The task »
Can you repeat every item below verbatim, leaving out the pictures?

Provided records »
↓
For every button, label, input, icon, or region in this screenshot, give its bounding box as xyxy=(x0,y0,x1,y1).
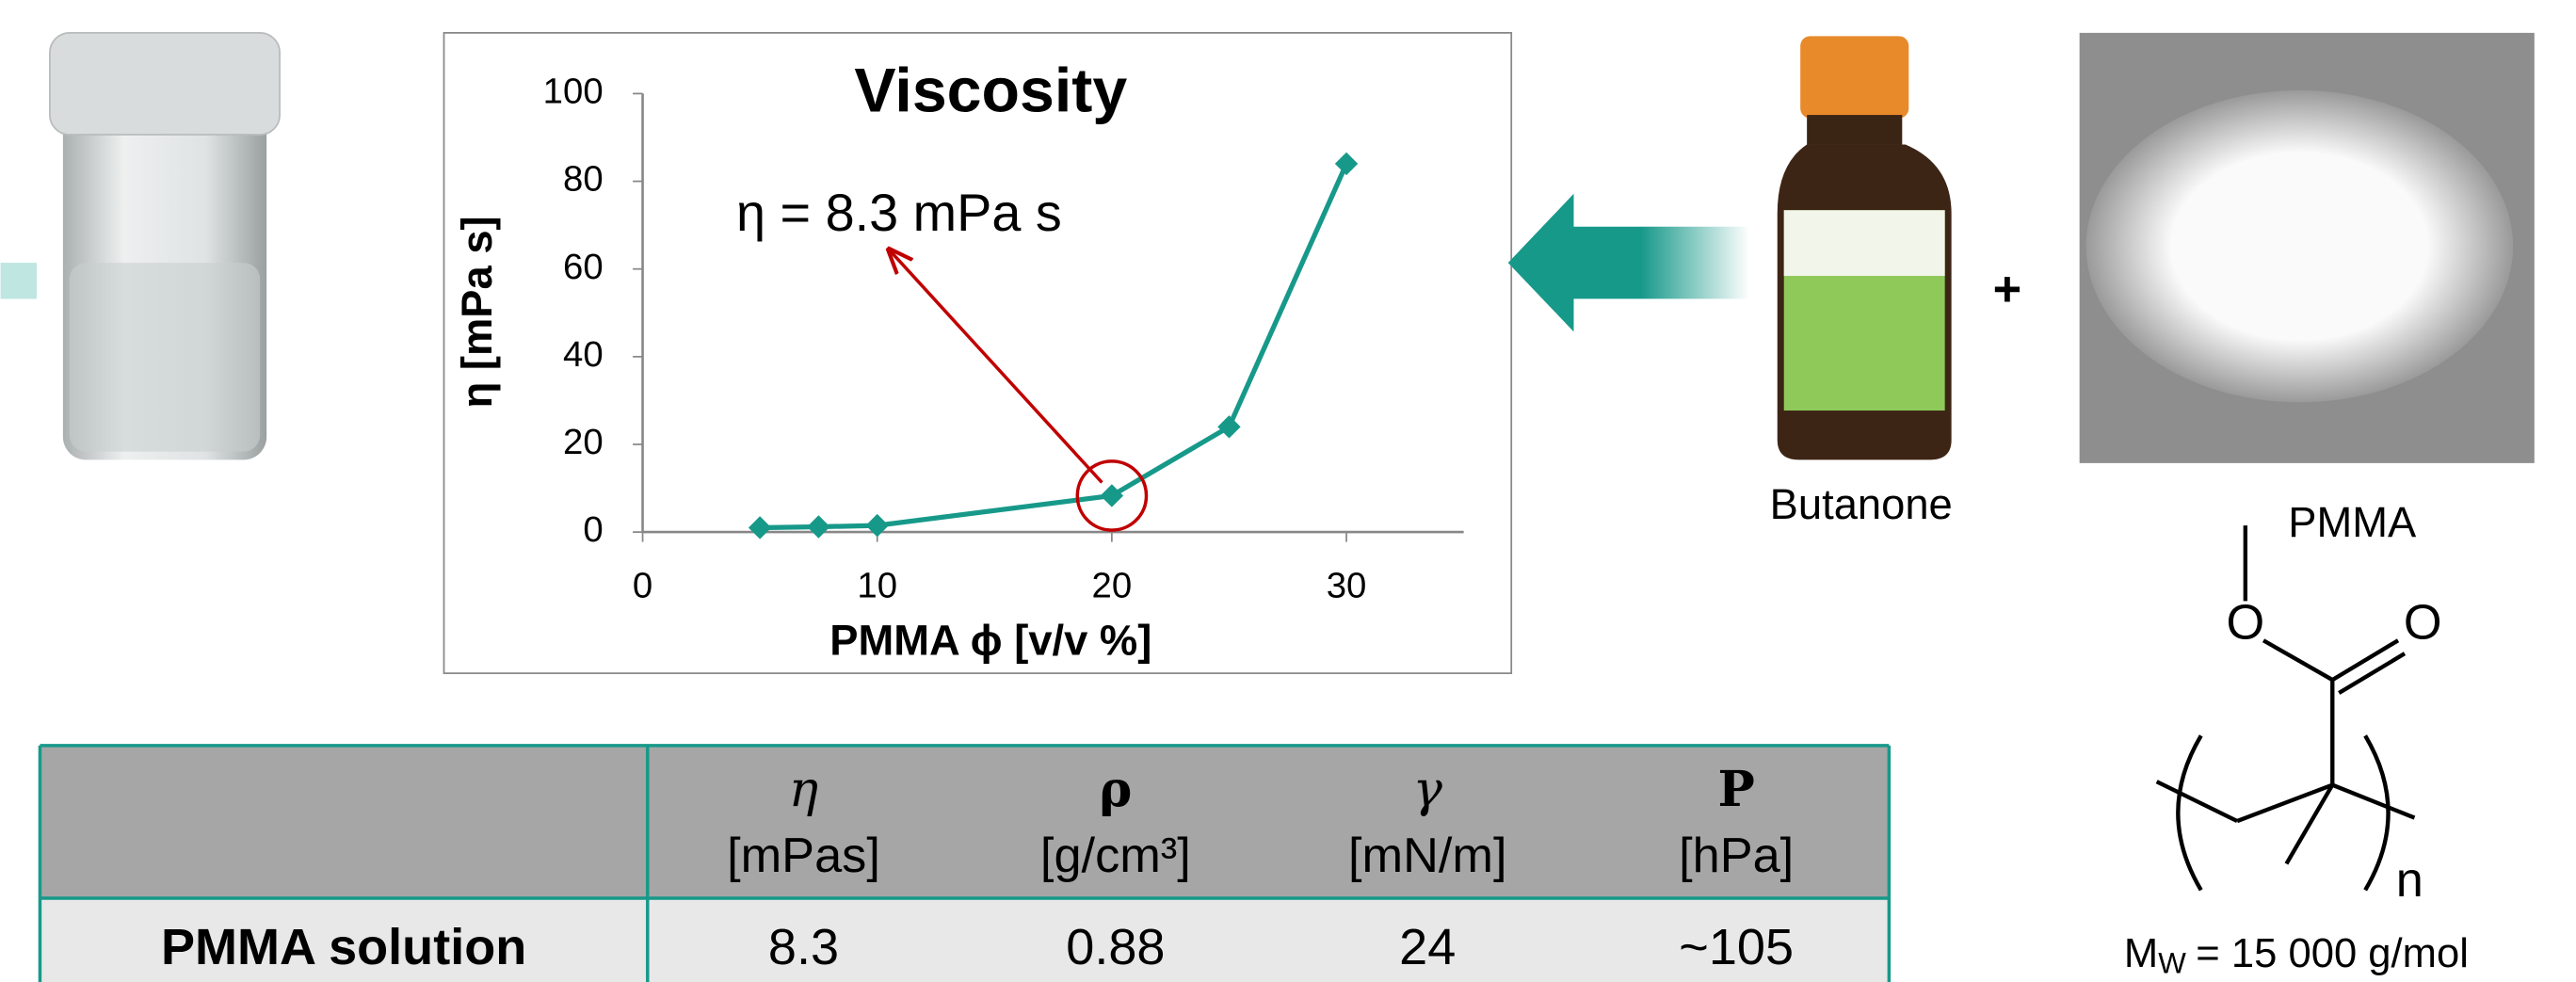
column-unit: [g/cm³] xyxy=(1040,829,1191,883)
vial-photo xyxy=(50,33,280,459)
mw-subscript: W xyxy=(2158,947,2186,980)
column-unit: [mPas] xyxy=(727,829,880,883)
y-tick-label: 100 xyxy=(543,72,604,112)
column-symbol: P xyxy=(1717,761,1754,818)
powder xyxy=(2086,90,2513,402)
table-cell: ~105 xyxy=(1679,919,1794,975)
y-tick-label: 60 xyxy=(563,247,604,287)
y-tick-label: 0 xyxy=(583,509,603,550)
table-cell: 24 xyxy=(1399,919,1456,975)
column-symbol: ρ xyxy=(1099,761,1132,818)
column-unit: [hPa] xyxy=(1679,829,1794,883)
mw-symbol: M xyxy=(2124,931,2158,976)
y-tick-label: 20 xyxy=(563,422,604,462)
repeat-index: n xyxy=(2396,853,2423,908)
column-unit: [mN/m] xyxy=(1348,829,1507,883)
table-cell: 0.88 xyxy=(1066,919,1165,975)
page: Viscosity PMMA ϕ [v/v %] η [mPa s] η = 8… xyxy=(0,0,2576,982)
x-axis-label: PMMA ϕ [v/v %] xyxy=(829,617,1151,665)
chart-title: Viscosity xyxy=(854,56,1127,126)
table-cell: 8.3 xyxy=(768,919,839,975)
table-header xyxy=(40,746,1889,898)
slide: Viscosity PMMA ϕ [v/v %] η [mPa s] η = 8… xyxy=(0,0,2576,982)
x-tick-label: 0 xyxy=(633,566,652,606)
solvent-label: Butanone xyxy=(1770,480,1953,528)
column-symbol: η xyxy=(789,761,818,818)
row-header: PMMA solution xyxy=(161,919,526,975)
column-symbol: γ xyxy=(1413,761,1443,818)
table: η [mPas] ρ [g/cm³] γ [mN/m] P [hPa] PMMA solutio… xyxy=(40,746,1889,982)
y-tick-label: 40 xyxy=(563,334,604,375)
teal-edge xyxy=(1,263,37,298)
y-tick-label: 80 xyxy=(563,159,604,200)
x-tick-label: 20 xyxy=(1092,566,1133,606)
polymer-label: PMMA xyxy=(2288,498,2417,546)
annotation: η = 8.3 mPa s xyxy=(736,183,1062,242)
x-tick-label: 30 xyxy=(1327,566,1367,606)
plus-sign: + xyxy=(1993,262,2022,316)
x-tick-label: 10 xyxy=(857,566,897,606)
oxygen-atom: O xyxy=(2226,595,2264,650)
y-axis-label: η [mPa s] xyxy=(453,216,501,408)
mw-text: = 15 000 g/mol xyxy=(2196,931,2469,976)
oxygen-atom: O xyxy=(2404,595,2442,650)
↑
Written response »
For every button, label, input, icon, or region in this screenshot, give its bounding box as xyxy=(x0,y0,x1,y1).
column-unit: [g/cm³] xyxy=(1040,829,1191,883)
vial-photo xyxy=(50,33,280,459)
mw-subscript: W xyxy=(2158,947,2186,980)
column-unit: [mPas] xyxy=(727,829,880,883)
y-tick-label: 100 xyxy=(543,72,604,112)
column-symbol: P xyxy=(1717,761,1754,818)
powder xyxy=(2086,90,2513,402)
table-cell: ~105 xyxy=(1679,919,1794,975)
y-tick-label: 60 xyxy=(563,247,604,287)
y-tick-label: 0 xyxy=(583,509,603,550)
table-cell: 24 xyxy=(1399,919,1456,975)
column-symbol: ρ xyxy=(1099,761,1132,818)
column-unit: [hPa] xyxy=(1679,829,1794,883)
mw-symbol: M xyxy=(2124,931,2158,976)
y-tick-label: 20 xyxy=(563,422,604,462)
repeat-index: n xyxy=(2396,853,2423,908)
column-unit: [mN/m] xyxy=(1348,829,1507,883)
table-cell: 0.88 xyxy=(1066,919,1165,975)
page: Viscosity PMMA ϕ [v/v %] η [mPa s] η = 8… xyxy=(0,0,2576,982)
x-axis-label: PMMA ϕ [v/v %] xyxy=(829,617,1151,665)
chart-title: Viscosity xyxy=(854,56,1127,126)
table-cell: 8.3 xyxy=(768,919,839,975)
table-header xyxy=(40,746,1889,898)
slide: Viscosity PMMA ϕ [v/v %] η [mPa s] η = 8… xyxy=(0,0,2576,982)
x-tick-label: 0 xyxy=(633,566,652,606)
solvent-label: Butanone xyxy=(1770,480,1953,528)
column-symbol: η xyxy=(789,761,818,818)
row-header: PMMA solution xyxy=(161,919,526,975)
column-symbol: γ xyxy=(1413,761,1443,818)
table: η [mPas] ρ [g/cm³] γ [mN/m] P [hPa] PMMA solutio… xyxy=(40,746,1889,982)
y-tick-label: 40 xyxy=(563,334,604,375)
teal-edge xyxy=(1,263,37,298)
y-tick-label: 80 xyxy=(563,159,604,200)
x-tick-label: 20 xyxy=(1092,566,1133,606)
polymer-label: PMMA xyxy=(2288,498,2417,546)
annotation: η = 8.3 mPa s xyxy=(736,183,1062,242)
x-tick-label: 30 xyxy=(1327,566,1367,606)
plus-sign: + xyxy=(1993,262,2022,316)
x-tick-label: 10 xyxy=(857,566,897,606)
oxygen-atom: O xyxy=(2226,595,2264,650)
y-axis-label: η [mPa s] xyxy=(453,216,501,408)
mw-text: = 15 000 g/mol xyxy=(2196,931,2469,976)
oxygen-atom: O xyxy=(2404,595,2442,650)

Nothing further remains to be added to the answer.